### Exercise brief
Please output the records below in full, exactly as given, but without the images.

### Extracted information

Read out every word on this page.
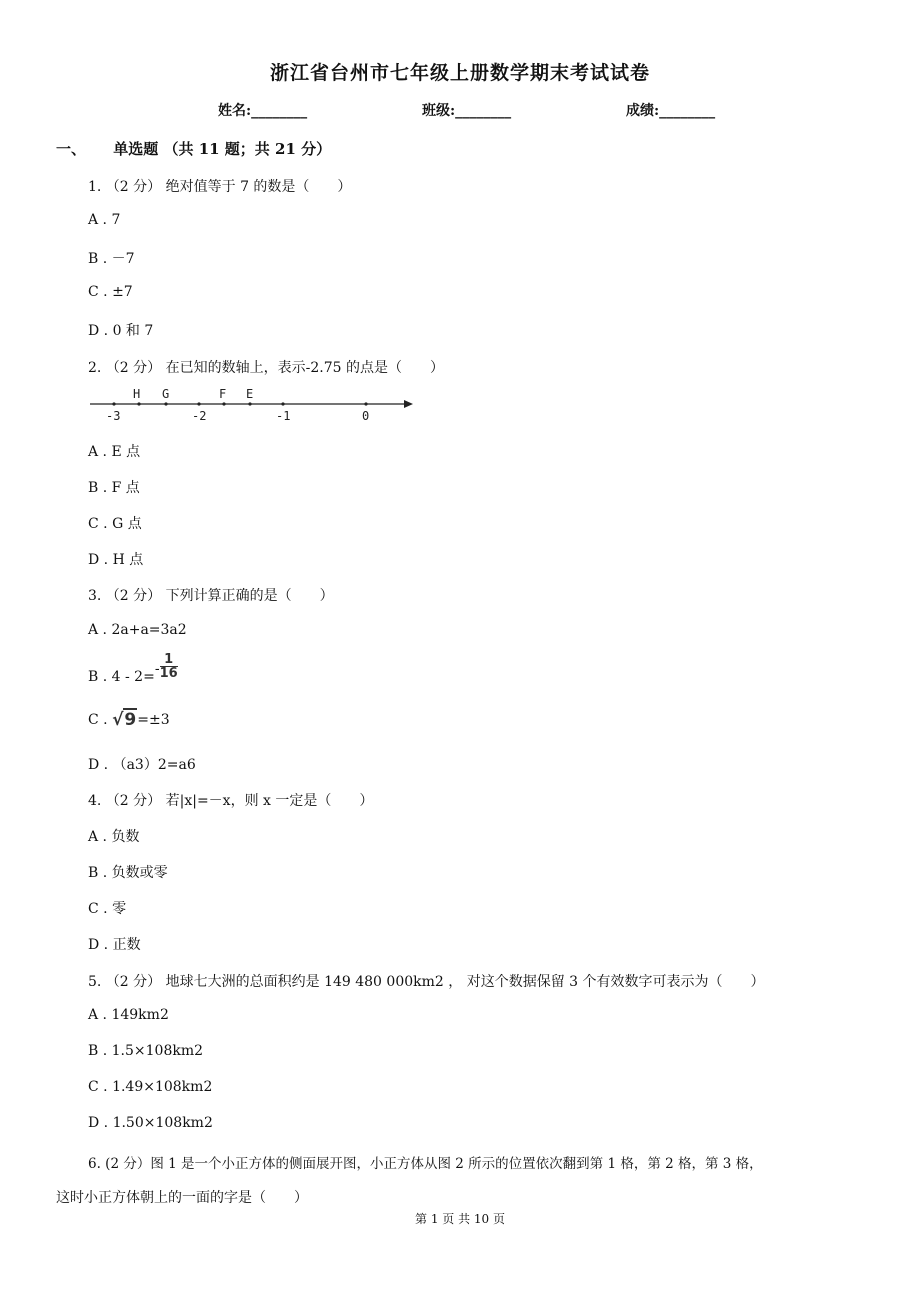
浙江省台州市七年级上册数学期末考试试卷
姓名:________	班级:________	成绩:________
一、 单选题 （共 11 题；共 21 分）
1. （2 分） 绝对值等于 7 的数是（　　）
A . 7
B . －7
C . ±7
D . 0 和 7
2. （2 分） 在已知的数轴上，表示-2.75 的点是（　　）
H G	F E
-3	-2	-1	0
A . E 点
B . F 点
C . G 点
D . H 点
3. （2 分） 下列计算正确的是（　　）
A . 2a+a=3a2
B . $4 - 2=- \frac{1}{16}$
C . √9=±3
D . （a3）2=a6
4. （2 分） 若|x|=－x，则 x 一定是（　　）
A . 负数
B . 负数或零
C . 零
D . 正数
5. （2 分） 地球七大洲的总面积约是 149 480 000km2 ， 对这个数据保留 3 个有效数字可表示为（　　）
A . 149km2
B . 1.5×108km2
C . 1.49×108km2
D . 1.50×108km2
6. (2 分）图 1 是一个小正方体的侧面展开图，小正方体从图 2 所示的位置依次翻到第 1 格，第 2 格，第 3 格，
这时小正方体朝上的一面的字是（　　）
第 1 页 共 10 页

### Exercise solution
Read out every word on this page.
浙江省台州市七年级上册数学期末考试试卷
姓名:________	班级:________	成绩:________
一、 单选题 （共 11 题；共 21 分）
1. （2 分） 绝对值等于 7 的数是（　　）
A . 7
B . －7
C . ±7
D . 0 和 7
2. （2 分） 在已知的数轴上，表示-2.75 的点是（　　）
H G	F E
-3	-2	-1	0
A . E 点
B . F 点
C . G 点
D . H 点
3. （2 分） 下列计算正确的是（　　）
A . 2a+a=3a2
B . $4 - 2=- \frac{1}{16}$
C . √9=±3
D . （a3）2=a6
4. （2 分） 若|x|=－x，则 x 一定是（　　）
A . 负数
B . 负数或零
C . 零
D . 正数
5. （2 分） 地球七大洲的总面积约是 149 480 000km2 ， 对这个数据保留 3 个有效数字可表示为（　　）
A . 149km2
B . 1.5×108km2
C . 1.49×108km2
D . 1.50×108km2
6. (2 分）图 1 是一个小正方体的侧面展开图，小正方体从图 2 所示的位置依次翻到第 1 格，第 2 格，第 3 格，
这时小正方体朝上的一面的字是（　　）
第 1 页 共 10 页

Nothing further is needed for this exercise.